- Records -
---------------
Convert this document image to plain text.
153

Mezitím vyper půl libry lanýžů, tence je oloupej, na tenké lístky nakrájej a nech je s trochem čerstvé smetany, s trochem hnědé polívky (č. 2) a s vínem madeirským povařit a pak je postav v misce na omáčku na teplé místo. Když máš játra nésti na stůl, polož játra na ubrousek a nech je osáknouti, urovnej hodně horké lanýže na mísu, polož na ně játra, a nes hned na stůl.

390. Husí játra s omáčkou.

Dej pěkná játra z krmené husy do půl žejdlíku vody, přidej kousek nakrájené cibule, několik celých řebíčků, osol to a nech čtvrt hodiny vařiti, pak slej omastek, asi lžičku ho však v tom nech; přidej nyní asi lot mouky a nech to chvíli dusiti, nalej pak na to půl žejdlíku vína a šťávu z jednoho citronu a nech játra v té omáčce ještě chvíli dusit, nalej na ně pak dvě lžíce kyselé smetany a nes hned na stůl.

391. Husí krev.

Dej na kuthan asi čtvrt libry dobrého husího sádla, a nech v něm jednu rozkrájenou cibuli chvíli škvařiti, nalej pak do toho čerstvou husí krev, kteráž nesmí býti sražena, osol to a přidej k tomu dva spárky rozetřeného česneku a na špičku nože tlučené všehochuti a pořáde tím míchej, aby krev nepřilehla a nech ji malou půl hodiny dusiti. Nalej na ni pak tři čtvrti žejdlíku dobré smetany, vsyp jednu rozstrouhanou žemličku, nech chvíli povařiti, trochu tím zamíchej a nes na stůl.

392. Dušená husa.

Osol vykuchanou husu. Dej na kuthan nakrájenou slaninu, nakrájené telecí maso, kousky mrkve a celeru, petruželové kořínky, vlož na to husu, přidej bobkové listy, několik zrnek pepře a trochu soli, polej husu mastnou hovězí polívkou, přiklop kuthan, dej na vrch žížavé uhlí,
---------------
- TO DO -
Repeat the material word for word, in full.

- EXERCISE RESULT -
Convert this document image to plain text.
153

Mezitím vyper půl libry lanýžů, tence je oloupej, na tenké lístky nakrájej a nech je s trochem čerstvé smetany, s trochem hnědé polívky (č. 2) a s vínem madeirským povařit a pak je postav v misce na omáčku na teplé místo. Když máš játra nésti na stůl, polož játra na ubrousek a nech je osáknouti, urovnej hodně horké lanýže na mísu, polož na ně játra, a nes hned na stůl.

390. Husí játra s omáčkou.

Dej pěkná játra z krmené husy do půl žejdlíku vody, přidej kousek nakrájené cibule, několik celých řebíčků, osol to a nech čtvrt hodiny vařiti, pak slej omastek, asi lžičku ho však v tom nech; přidej nyní asi lot mouky a nech to chvíli dusiti, nalej pak na to půl žejdlíku vína a šťávu z jednoho citronu a nech játra v té omáčce ještě chvíli dusit, nalej na ně pak dvě lžíce kyselé smetany a nes hned na stůl.

391. Husí krev.

Dej na kuthan asi čtvrt libry dobrého husího sádla, a nech v něm jednu rozkrájenou cibuli chvíli škvařiti, nalej pak do toho čerstvou husí krev, kteráž nesmí býti sražena, osol to a přidej k tomu dva spárky rozetřeného česneku a na špičku nože tlučené všehochuti a pořáde tím míchej, aby krev nepřilehla a nech ji malou půl hodiny dusiti. Nalej na ni pak tři čtvrti žejdlíku dobré smetany, vsyp jednu rozstrouhanou žemličku, nech chvíli povařiti, trochu tím zamíchej a nes na stůl.

392. Dušená husa.

Osol vykuchanou husu. Dej na kuthan nakrájenou slaninu, nakrájené telecí maso, kousky mrkve a celeru, petruželové kořínky, vlož na to husu, přidej bobkové listy, několik zrnek pepře a trochu soli, polej husu mastnou hovězí polívkou, přiklop kuthan, dej na vrch žížavé uhlí,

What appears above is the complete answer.